Determine how many lines of this material contain "triangle". Give only the number.

>>>>>

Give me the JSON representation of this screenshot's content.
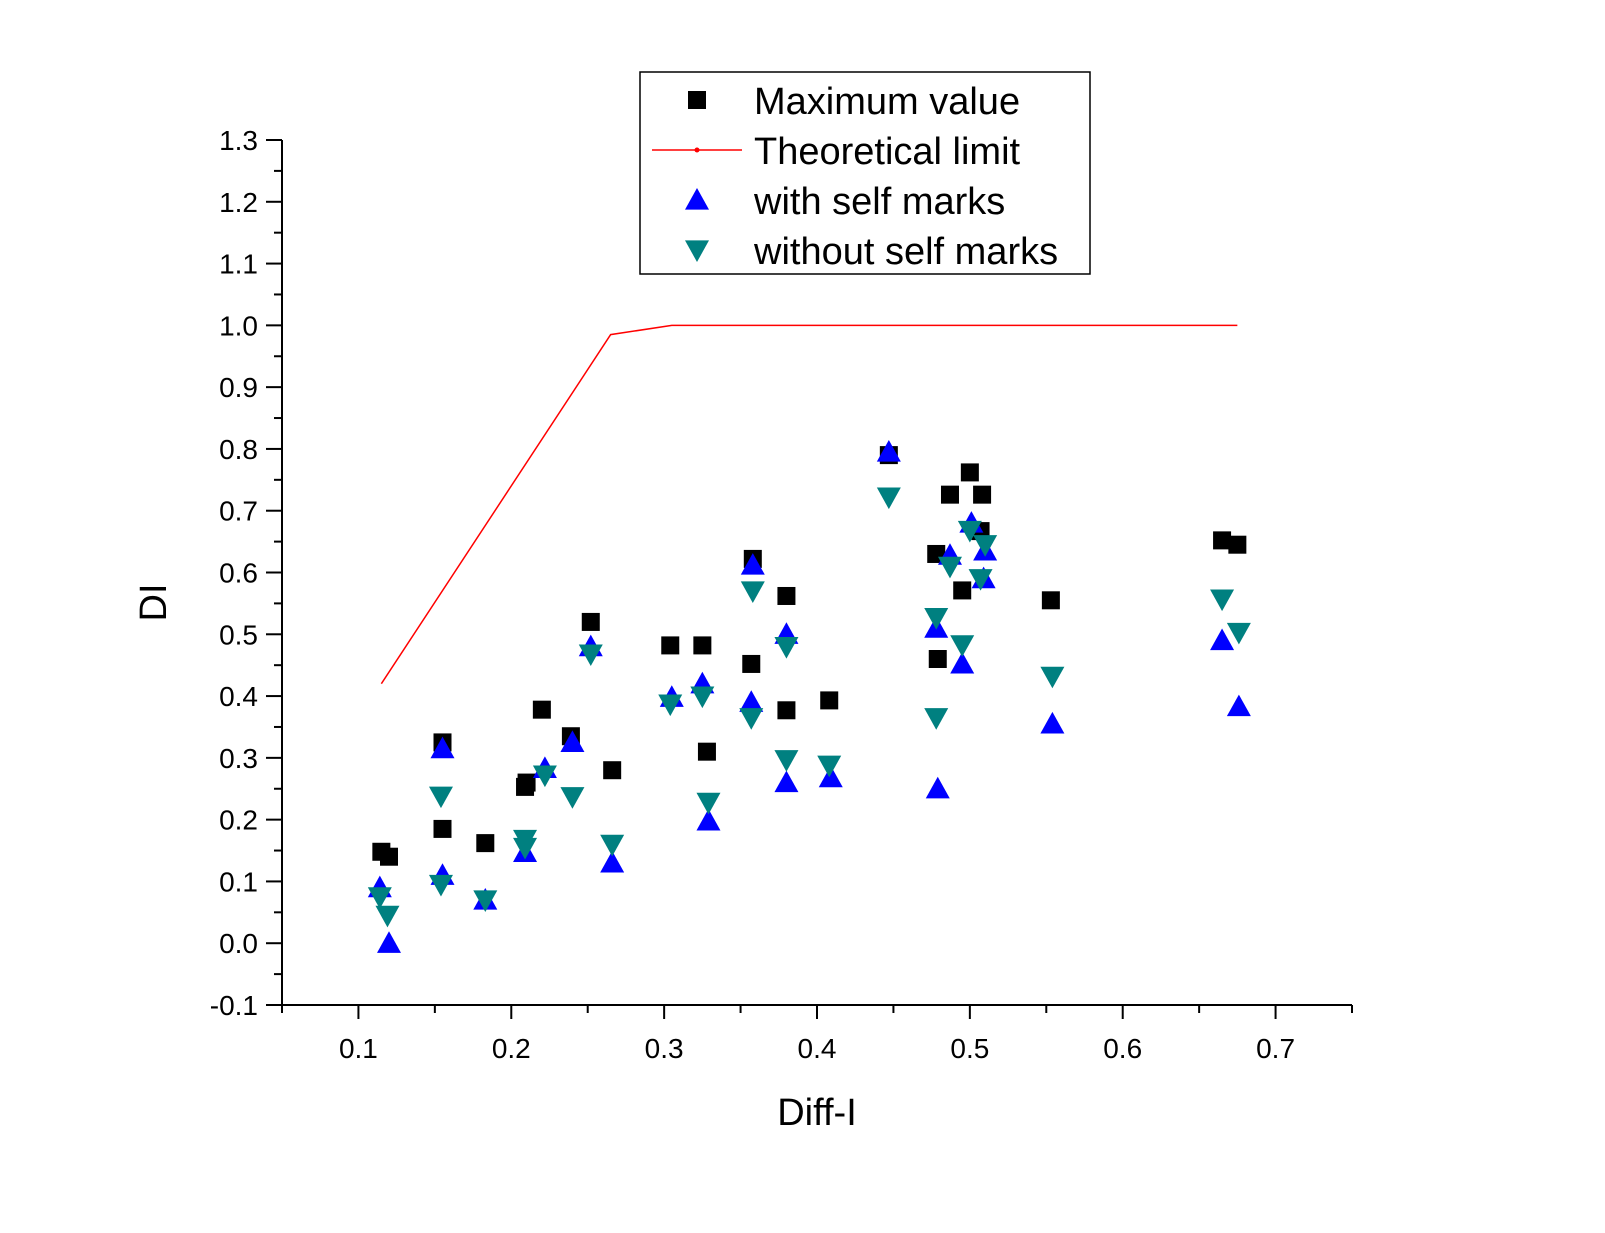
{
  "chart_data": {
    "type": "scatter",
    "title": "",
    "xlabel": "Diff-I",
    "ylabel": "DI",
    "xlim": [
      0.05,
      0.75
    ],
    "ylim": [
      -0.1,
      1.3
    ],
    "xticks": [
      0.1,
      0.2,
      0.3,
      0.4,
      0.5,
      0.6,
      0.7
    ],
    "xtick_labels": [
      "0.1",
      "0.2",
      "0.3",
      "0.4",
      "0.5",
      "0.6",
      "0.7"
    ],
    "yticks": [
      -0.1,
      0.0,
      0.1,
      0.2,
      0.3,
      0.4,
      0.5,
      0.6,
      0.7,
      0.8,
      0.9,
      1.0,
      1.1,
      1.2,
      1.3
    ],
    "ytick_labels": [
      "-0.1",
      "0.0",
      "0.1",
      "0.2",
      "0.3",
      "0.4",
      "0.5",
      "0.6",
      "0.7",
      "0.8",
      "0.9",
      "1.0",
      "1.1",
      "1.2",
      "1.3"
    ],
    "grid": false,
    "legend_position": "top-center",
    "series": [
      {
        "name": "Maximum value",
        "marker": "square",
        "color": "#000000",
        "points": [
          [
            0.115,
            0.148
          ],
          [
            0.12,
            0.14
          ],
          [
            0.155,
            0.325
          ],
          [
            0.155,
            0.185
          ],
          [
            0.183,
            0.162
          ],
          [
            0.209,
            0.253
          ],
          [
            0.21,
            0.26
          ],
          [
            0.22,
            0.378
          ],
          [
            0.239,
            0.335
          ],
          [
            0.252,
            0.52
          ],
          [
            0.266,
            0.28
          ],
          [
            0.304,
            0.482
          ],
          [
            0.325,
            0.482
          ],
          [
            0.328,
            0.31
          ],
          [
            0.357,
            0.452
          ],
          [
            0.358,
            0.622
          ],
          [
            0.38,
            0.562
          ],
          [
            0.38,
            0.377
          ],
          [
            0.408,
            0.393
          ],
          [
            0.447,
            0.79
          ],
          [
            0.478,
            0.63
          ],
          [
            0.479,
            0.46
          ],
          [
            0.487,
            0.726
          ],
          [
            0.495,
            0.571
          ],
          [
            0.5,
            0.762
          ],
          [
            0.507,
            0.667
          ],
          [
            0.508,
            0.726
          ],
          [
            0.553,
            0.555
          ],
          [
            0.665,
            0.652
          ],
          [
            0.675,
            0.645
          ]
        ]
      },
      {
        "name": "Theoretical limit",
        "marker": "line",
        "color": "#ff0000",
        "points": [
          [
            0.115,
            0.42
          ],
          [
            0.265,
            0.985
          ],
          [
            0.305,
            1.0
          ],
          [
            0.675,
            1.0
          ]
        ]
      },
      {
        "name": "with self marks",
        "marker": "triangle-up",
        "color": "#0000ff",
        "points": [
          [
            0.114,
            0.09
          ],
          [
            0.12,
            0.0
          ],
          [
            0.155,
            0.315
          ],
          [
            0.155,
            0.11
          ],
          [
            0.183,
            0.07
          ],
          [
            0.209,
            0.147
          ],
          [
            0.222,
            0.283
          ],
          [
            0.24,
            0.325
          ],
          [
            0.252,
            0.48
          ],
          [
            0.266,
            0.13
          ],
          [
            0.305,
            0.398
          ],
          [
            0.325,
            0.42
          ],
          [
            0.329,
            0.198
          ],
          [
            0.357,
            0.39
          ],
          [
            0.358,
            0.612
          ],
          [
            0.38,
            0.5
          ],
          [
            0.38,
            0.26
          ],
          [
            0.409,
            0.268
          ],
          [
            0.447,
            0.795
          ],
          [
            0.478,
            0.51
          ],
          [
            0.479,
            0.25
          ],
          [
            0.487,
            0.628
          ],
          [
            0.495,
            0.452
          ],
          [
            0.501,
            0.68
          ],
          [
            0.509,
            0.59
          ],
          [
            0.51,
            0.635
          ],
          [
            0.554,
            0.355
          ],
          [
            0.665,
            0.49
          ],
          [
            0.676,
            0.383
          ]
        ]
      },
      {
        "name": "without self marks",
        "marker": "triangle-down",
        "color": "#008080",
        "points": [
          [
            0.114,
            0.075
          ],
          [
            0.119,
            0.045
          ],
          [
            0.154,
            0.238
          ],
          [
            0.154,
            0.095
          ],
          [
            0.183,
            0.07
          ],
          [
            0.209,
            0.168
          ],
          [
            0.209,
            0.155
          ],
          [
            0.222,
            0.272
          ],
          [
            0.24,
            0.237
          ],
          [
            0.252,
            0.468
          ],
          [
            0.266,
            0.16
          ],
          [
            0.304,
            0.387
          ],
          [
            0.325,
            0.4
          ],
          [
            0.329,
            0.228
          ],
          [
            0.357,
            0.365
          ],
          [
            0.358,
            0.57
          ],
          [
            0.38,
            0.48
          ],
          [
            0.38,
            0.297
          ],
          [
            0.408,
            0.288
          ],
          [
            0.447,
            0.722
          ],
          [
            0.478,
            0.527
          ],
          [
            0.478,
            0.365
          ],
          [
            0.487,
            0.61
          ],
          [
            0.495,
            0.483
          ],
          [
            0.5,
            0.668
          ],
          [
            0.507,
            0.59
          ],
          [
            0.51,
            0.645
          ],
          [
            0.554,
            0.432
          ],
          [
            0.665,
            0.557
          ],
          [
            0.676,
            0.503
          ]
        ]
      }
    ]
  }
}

<<<<<

#### Expected answer:
2